— Given exercise —
Retype all of the entries word for word.

— Material shown —
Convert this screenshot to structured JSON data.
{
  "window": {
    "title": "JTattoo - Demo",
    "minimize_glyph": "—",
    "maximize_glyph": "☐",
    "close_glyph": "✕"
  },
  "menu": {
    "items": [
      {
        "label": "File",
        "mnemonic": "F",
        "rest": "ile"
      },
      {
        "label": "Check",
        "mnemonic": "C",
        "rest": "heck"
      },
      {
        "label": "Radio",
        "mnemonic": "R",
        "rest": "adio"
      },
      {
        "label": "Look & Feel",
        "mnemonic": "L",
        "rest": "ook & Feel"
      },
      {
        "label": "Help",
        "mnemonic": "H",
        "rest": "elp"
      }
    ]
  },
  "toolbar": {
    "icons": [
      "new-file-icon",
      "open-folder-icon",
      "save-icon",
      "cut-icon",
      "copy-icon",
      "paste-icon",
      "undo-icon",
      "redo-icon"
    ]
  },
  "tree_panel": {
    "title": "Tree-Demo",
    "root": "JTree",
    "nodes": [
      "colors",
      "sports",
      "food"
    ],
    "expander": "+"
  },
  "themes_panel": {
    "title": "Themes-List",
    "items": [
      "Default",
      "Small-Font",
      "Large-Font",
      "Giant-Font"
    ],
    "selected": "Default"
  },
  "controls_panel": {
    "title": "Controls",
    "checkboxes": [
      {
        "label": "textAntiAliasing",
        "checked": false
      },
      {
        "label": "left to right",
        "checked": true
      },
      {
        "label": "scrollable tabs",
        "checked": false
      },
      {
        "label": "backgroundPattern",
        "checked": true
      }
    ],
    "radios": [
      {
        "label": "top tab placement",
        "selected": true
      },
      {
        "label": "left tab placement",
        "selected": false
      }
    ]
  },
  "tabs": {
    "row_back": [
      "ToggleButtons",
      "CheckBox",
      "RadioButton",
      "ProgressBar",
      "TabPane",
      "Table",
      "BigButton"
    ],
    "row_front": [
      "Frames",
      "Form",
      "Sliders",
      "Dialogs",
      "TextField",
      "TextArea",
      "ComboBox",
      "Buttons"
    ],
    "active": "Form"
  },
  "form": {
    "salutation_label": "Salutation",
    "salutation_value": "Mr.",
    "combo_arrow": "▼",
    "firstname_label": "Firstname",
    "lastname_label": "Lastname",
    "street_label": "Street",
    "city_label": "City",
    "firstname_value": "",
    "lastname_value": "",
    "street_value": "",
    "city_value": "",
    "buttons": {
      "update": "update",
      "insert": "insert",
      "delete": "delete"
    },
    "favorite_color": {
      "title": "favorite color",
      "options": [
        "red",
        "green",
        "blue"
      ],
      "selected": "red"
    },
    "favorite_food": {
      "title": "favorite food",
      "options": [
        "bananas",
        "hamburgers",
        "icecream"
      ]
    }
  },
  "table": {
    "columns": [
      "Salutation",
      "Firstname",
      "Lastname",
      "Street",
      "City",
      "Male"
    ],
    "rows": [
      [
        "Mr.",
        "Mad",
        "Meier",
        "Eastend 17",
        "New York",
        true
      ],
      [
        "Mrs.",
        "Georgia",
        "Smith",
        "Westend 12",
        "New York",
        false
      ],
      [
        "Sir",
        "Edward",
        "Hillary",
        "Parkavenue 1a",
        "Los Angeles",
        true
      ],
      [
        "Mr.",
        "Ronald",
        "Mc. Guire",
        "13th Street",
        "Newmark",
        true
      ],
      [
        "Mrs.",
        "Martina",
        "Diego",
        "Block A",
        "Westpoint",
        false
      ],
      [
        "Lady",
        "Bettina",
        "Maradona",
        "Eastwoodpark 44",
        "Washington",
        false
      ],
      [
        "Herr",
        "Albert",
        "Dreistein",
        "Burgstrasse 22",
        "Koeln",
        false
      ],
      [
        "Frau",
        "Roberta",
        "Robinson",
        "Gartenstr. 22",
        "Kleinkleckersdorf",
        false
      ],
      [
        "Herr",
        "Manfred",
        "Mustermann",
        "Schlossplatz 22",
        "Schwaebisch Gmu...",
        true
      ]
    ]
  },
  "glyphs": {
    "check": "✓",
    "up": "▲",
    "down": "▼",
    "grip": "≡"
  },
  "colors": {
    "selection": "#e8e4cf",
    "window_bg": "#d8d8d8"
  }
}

— Output —
Convert this screenshot to structured JSON data.
{
  "window": {
    "title": "JTattoo - Demo",
    "minimize_glyph": "—",
    "maximize_glyph": "☐",
    "close_glyph": "✕"
  },
  "menu": {
    "items": [
      {
        "label": "File",
        "mnemonic": "F",
        "rest": "ile"
      },
      {
        "label": "Check",
        "mnemonic": "C",
        "rest": "heck"
      },
      {
        "label": "Radio",
        "mnemonic": "R",
        "rest": "adio"
      },
      {
        "label": "Look & Feel",
        "mnemonic": "L",
        "rest": "ook & Feel"
      },
      {
        "label": "Help",
        "mnemonic": "H",
        "rest": "elp"
      }
    ]
  },
  "toolbar": {
    "icons": [
      "new-file-icon",
      "open-folder-icon",
      "save-icon",
      "cut-icon",
      "copy-icon",
      "paste-icon",
      "undo-icon",
      "redo-icon"
    ]
  },
  "tree_panel": {
    "title": "Tree-Demo",
    "root": "JTree",
    "nodes": [
      "colors",
      "sports",
      "food"
    ],
    "expander": "+"
  },
  "themes_panel": {
    "title": "Themes-List",
    "items": [
      "Default",
      "Small-Font",
      "Large-Font",
      "Giant-Font"
    ],
    "selected": "Default"
  },
  "controls_panel": {
    "title": "Controls",
    "checkboxes": [
      {
        "label": "textAntiAliasing",
        "checked": false
      },
      {
        "label": "left to right",
        "checked": true
      },
      {
        "label": "scrollable tabs",
        "checked": false
      },
      {
        "label": "backgroundPattern",
        "checked": true
      }
    ],
    "radios": [
      {
        "label": "top tab placement",
        "selected": true
      },
      {
        "label": "left tab placement",
        "selected": false
      }
    ]
  },
  "tabs": {
    "row_back": [
      "ToggleButtons",
      "CheckBox",
      "RadioButton",
      "ProgressBar",
      "TabPane",
      "Table",
      "BigButton"
    ],
    "row_front": [
      "Frames",
      "Form",
      "Sliders",
      "Dialogs",
      "TextField",
      "TextArea",
      "ComboBox",
      "Buttons"
    ],
    "active": "Form"
  },
  "form": {
    "salutation_label": "Salutation",
    "salutation_value": "Mr.",
    "combo_arrow": "▼",
    "firstname_label": "Firstname",
    "lastname_label": "Lastname",
    "street_label": "Street",
    "city_label": "City",
    "firstname_value": "",
    "lastname_value": "",
    "street_value": "",
    "city_value": "",
    "buttons": {
      "update": "update",
      "insert": "insert",
      "delete": "delete"
    },
    "favorite_color": {
      "title": "favorite color",
      "options": [
        "red",
        "green",
        "blue"
      ],
      "selected": "red"
    },
    "favorite_food": {
      "title": "favorite food",
      "options": [
        "bananas",
        "hamburgers",
        "icecream"
      ]
    }
  },
  "table": {
    "columns": [
      "Salutation",
      "Firstname",
      "Lastname",
      "Street",
      "City",
      "Male"
    ],
    "rows": [
      [
        "Mr.",
        "Mad",
        "Meier",
        "Eastend 17",
        "New York",
        true
      ],
      [
        "Mrs.",
        "Georgia",
        "Smith",
        "Westend 12",
        "New York",
        false
      ],
      [
        "Sir",
        "Edward",
        "Hillary",
        "Parkavenue 1a",
        "Los Angeles",
        true
      ],
      [
        "Mr.",
        "Ronald",
        "Mc. Guire",
        "13th Street",
        "Newmark",
        true
      ],
      [
        "Mrs.",
        "Martina",
        "Diego",
        "Block A",
        "Westpoint",
        false
      ],
      [
        "Lady",
        "Bettina",
        "Maradona",
        "Eastwoodpark 44",
        "Washington",
        false
      ],
      [
        "Herr",
        "Albert",
        "Dreistein",
        "Burgstrasse 22",
        "Koeln",
        false
      ],
      [
        "Frau",
        "Roberta",
        "Robinson",
        "Gartenstr. 22",
        "Kleinkleckersdorf",
        false
      ],
      [
        "Herr",
        "Manfred",
        "Mustermann",
        "Schlossplatz 22",
        "Schwaebisch Gmu...",
        true
      ]
    ]
  },
  "glyphs": {
    "check": "✓",
    "up": "▲",
    "down": "▼",
    "grip": "≡"
  },
  "colors": {
    "selection": "#e8e4cf",
    "window_bg": "#d8d8d8"
  }
}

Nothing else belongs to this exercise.